**WORK TO BE COMPLETED:** Return the material below in full and exactly.

Raw records:
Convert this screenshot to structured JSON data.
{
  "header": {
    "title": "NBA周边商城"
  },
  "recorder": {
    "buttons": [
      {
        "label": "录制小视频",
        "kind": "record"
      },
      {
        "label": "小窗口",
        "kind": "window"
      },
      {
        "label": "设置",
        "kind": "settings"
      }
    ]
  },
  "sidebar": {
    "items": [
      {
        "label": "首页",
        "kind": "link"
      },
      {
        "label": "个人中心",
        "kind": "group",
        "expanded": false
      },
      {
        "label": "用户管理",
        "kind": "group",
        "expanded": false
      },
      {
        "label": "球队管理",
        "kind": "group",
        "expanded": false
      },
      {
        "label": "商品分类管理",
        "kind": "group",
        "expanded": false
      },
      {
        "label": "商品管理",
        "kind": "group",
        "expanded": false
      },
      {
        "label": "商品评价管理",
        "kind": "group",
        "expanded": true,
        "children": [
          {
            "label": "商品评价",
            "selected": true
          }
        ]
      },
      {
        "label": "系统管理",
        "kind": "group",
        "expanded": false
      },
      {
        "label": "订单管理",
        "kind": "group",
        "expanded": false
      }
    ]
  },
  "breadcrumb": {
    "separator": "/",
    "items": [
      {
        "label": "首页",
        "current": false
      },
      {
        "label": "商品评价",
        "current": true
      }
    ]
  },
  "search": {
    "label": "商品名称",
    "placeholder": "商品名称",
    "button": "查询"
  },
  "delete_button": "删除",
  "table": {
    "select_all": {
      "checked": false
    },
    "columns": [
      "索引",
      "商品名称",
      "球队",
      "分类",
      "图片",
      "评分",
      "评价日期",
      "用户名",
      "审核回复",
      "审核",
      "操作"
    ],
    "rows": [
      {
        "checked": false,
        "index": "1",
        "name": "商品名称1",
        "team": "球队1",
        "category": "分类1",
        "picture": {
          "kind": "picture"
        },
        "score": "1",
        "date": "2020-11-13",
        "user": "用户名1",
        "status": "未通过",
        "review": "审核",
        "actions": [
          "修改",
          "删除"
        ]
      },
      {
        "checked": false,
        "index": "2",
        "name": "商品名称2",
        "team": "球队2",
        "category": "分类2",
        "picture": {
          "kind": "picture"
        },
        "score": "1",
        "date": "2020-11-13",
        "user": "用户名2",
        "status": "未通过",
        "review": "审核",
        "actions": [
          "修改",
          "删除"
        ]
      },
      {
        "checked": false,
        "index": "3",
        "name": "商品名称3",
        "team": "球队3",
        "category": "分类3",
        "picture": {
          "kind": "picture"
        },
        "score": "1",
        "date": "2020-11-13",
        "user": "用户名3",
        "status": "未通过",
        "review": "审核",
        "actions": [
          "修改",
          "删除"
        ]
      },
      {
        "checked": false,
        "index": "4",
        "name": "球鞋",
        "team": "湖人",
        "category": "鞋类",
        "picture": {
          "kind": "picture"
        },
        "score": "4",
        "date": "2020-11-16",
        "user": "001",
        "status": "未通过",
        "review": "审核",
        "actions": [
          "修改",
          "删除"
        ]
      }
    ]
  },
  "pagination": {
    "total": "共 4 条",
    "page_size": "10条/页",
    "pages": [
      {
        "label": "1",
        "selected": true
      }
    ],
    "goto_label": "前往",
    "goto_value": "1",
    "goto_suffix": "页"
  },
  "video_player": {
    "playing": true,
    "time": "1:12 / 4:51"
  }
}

**ANSWER:**
Convert this screenshot to structured JSON data.
{
  "header": {
    "title": "NBA周边商城"
  },
  "recorder": {
    "buttons": [
      {
        "label": "录制小视频",
        "kind": "record"
      },
      {
        "label": "小窗口",
        "kind": "window"
      },
      {
        "label": "设置",
        "kind": "settings"
      }
    ]
  },
  "sidebar": {
    "items": [
      {
        "label": "首页",
        "kind": "link"
      },
      {
        "label": "个人中心",
        "kind": "group",
        "expanded": false
      },
      {
        "label": "用户管理",
        "kind": "group",
        "expanded": false
      },
      {
        "label": "球队管理",
        "kind": "group",
        "expanded": false
      },
      {
        "label": "商品分类管理",
        "kind": "group",
        "expanded": false
      },
      {
        "label": "商品管理",
        "kind": "group",
        "expanded": false
      },
      {
        "label": "商品评价管理",
        "kind": "group",
        "expanded": true,
        "children": [
          {
            "label": "商品评价",
            "selected": true
          }
        ]
      },
      {
        "label": "系统管理",
        "kind": "group",
        "expanded": false
      },
      {
        "label": "订单管理",
        "kind": "group",
        "expanded": false
      }
    ]
  },
  "breadcrumb": {
    "separator": "/",
    "items": [
      {
        "label": "首页",
        "current": false
      },
      {
        "label": "商品评价",
        "current": true
      }
    ]
  },
  "search": {
    "label": "商品名称",
    "placeholder": "商品名称",
    "button": "查询"
  },
  "delete_button": "删除",
  "table": {
    "select_all": {
      "checked": false
    },
    "columns": [
      "索引",
      "商品名称",
      "球队",
      "分类",
      "图片",
      "评分",
      "评价日期",
      "用户名",
      "审核回复",
      "审核",
      "操作"
    ],
    "rows": [
      {
        "checked": false,
        "index": "1",
        "name": "商品名称1",
        "team": "球队1",
        "category": "分类1",
        "picture": {
          "kind": "picture"
        },
        "score": "1",
        "date": "2020-11-13",
        "user": "用户名1",
        "status": "未通过",
        "review": "审核",
        "actions": [
          "修改",
          "删除"
        ]
      },
      {
        "checked": false,
        "index": "2",
        "name": "商品名称2",
        "team": "球队2",
        "category": "分类2",
        "picture": {
          "kind": "picture"
        },
        "score": "1",
        "date": "2020-11-13",
        "user": "用户名2",
        "status": "未通过",
        "review": "审核",
        "actions": [
          "修改",
          "删除"
        ]
      },
      {
        "checked": false,
        "index": "3",
        "name": "商品名称3",
        "team": "球队3",
        "category": "分类3",
        "picture": {
          "kind": "picture"
        },
        "score": "1",
        "date": "2020-11-13",
        "user": "用户名3",
        "status": "未通过",
        "review": "审核",
        "actions": [
          "修改",
          "删除"
        ]
      },
      {
        "checked": false,
        "index": "4",
        "name": "球鞋",
        "team": "湖人",
        "category": "鞋类",
        "picture": {
          "kind": "picture"
        },
        "score": "4",
        "date": "2020-11-16",
        "user": "001",
        "status": "未通过",
        "review": "审核",
        "actions": [
          "修改",
          "删除"
        ]
      }
    ]
  },
  "pagination": {
    "total": "共 4 条",
    "page_size": "10条/页",
    "pages": [
      {
        "label": "1",
        "selected": true
      }
    ],
    "goto_label": "前往",
    "goto_value": "1",
    "goto_suffix": "页"
  },
  "video_player": {
    "playing": true,
    "time": "1:12 / 4:51"
  }
}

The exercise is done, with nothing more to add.